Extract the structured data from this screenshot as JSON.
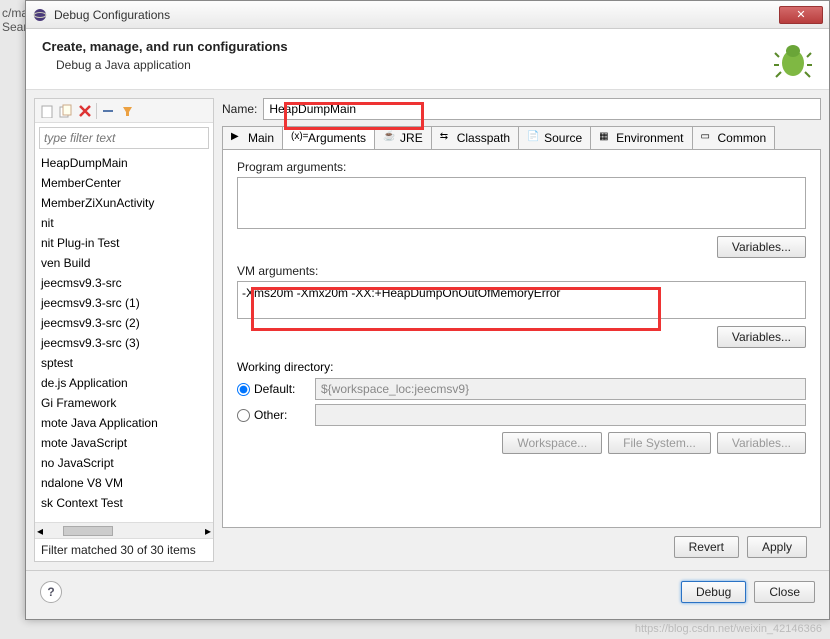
{
  "window": {
    "title": "Debug Configurations"
  },
  "header": {
    "title": "Create, manage, and run configurations",
    "subtitle": "Debug a Java application"
  },
  "filter": {
    "placeholder": "type filter text",
    "status": "Filter matched 30 of 30 items"
  },
  "configList": [
    "HeapDumpMain",
    "MemberCenter",
    "MemberZiXunActivity",
    "nit",
    "nit Plug-in Test",
    "ven Build",
    "jeecmsv9.3-src",
    "jeecmsv9.3-src (1)",
    "jeecmsv9.3-src (2)",
    "jeecmsv9.3-src (3)",
    "sptest",
    "de.js Application",
    "Gi Framework",
    "mote Java Application",
    "mote JavaScript",
    "no JavaScript",
    "ndalone V8 VM",
    "sk Context Test"
  ],
  "nameField": {
    "label": "Name:",
    "value": "HeapDumpMain"
  },
  "tabs": [
    "Main",
    "Arguments",
    "JRE",
    "Classpath",
    "Source",
    "Environment",
    "Common"
  ],
  "arguments": {
    "programLabel": "Program arguments:",
    "programValue": "",
    "vmLabel": "VM arguments:",
    "vmValue": "-Xms20m -Xmx20m -XX:+HeapDumpOnOutOfMemoryError",
    "variablesBtn": "Variables..."
  },
  "workingDir": {
    "label": "Working directory:",
    "defaultLabel": "Default:",
    "defaultValue": "${workspace_loc:jeecmsv9}",
    "otherLabel": "Other:",
    "workspaceBtn": "Workspace...",
    "filesystemBtn": "File System...",
    "variablesBtn": "Variables..."
  },
  "buttons": {
    "revert": "Revert",
    "apply": "Apply",
    "debug": "Debug",
    "close": "Close"
  },
  "watermark": "https://blog.csdn.net/weixin_42146366",
  "bgFragments": {
    "a": "c/mai",
    "b": "Sear"
  }
}
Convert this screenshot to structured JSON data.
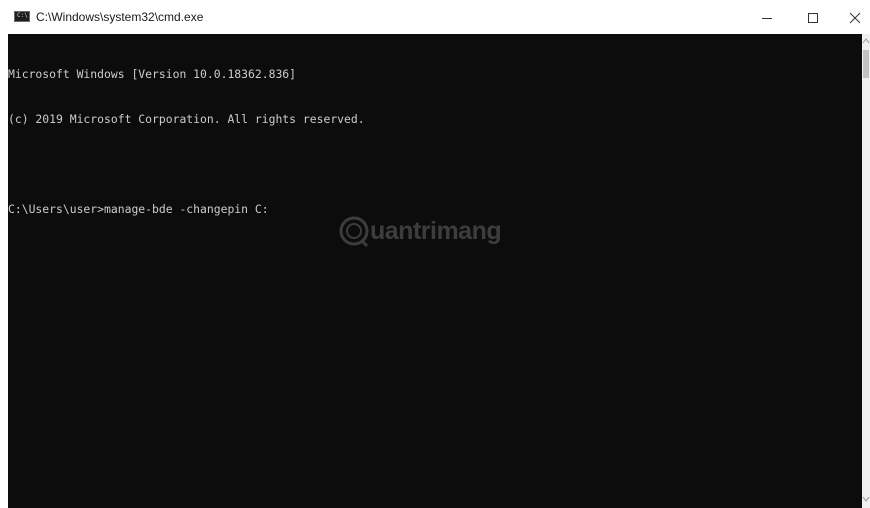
————
Print each entry shown above with exact wording and no pictures.

* OUTPUT FOR THIS EXERCISE:
Extract the structured data from this screenshot as JSON.
{
  "window": {
    "title": "Debug Configurations"
  },
  "header": {
    "title": "Create, manage, and run configurations",
    "subtitle": "Debug a Java application"
  },
  "filter": {
    "placeholder": "type filter text",
    "status": "Filter matched 30 of 30 items"
  },
  "configList": [
    "HeapDumpMain",
    "MemberCenter",
    "MemberZiXunActivity",
    "nit",
    "nit Plug-in Test",
    "ven Build",
    "jeecmsv9.3-src",
    "jeecmsv9.3-src (1)",
    "jeecmsv9.3-src (2)",
    "jeecmsv9.3-src (3)",
    "sptest",
    "de.js Application",
    "Gi Framework",
    "mote Java Application",
    "mote JavaScript",
    "no JavaScript",
    "ndalone V8 VM",
    "sk Context Test"
  ],
  "nameField": {
    "label": "Name:",
    "value": "HeapDumpMain"
  },
  "tabs": [
    "Main",
    "Arguments",
    "JRE",
    "Classpath",
    "Source",
    "Environment",
    "Common"
  ],
  "arguments": {
    "programLabel": "Program arguments:",
    "programValue": "",
    "vmLabel": "VM arguments:",
    "vmValue": "-Xms20m -Xmx20m -XX:+HeapDumpOnOutOfMemoryError",
    "variablesBtn": "Variables..."
  },
  "workingDir": {
    "label": "Working directory:",
    "defaultLabel": "Default:",
    "defaultValue": "${workspace_loc:jeecmsv9}",
    "otherLabel": "Other:",
    "workspaceBtn": "Workspace...",
    "filesystemBtn": "File System...",
    "variablesBtn": "Variables..."
  },
  "buttons": {
    "revert": "Revert",
    "apply": "Apply",
    "debug": "Debug",
    "close": "Close"
  },
  "watermark": "https://blog.csdn.net/weixin_42146366",
  "bgFragments": {
    "a": "c/mai",
    "b": "Sear"
  }
}
Convert this screenshot to structured JSON data.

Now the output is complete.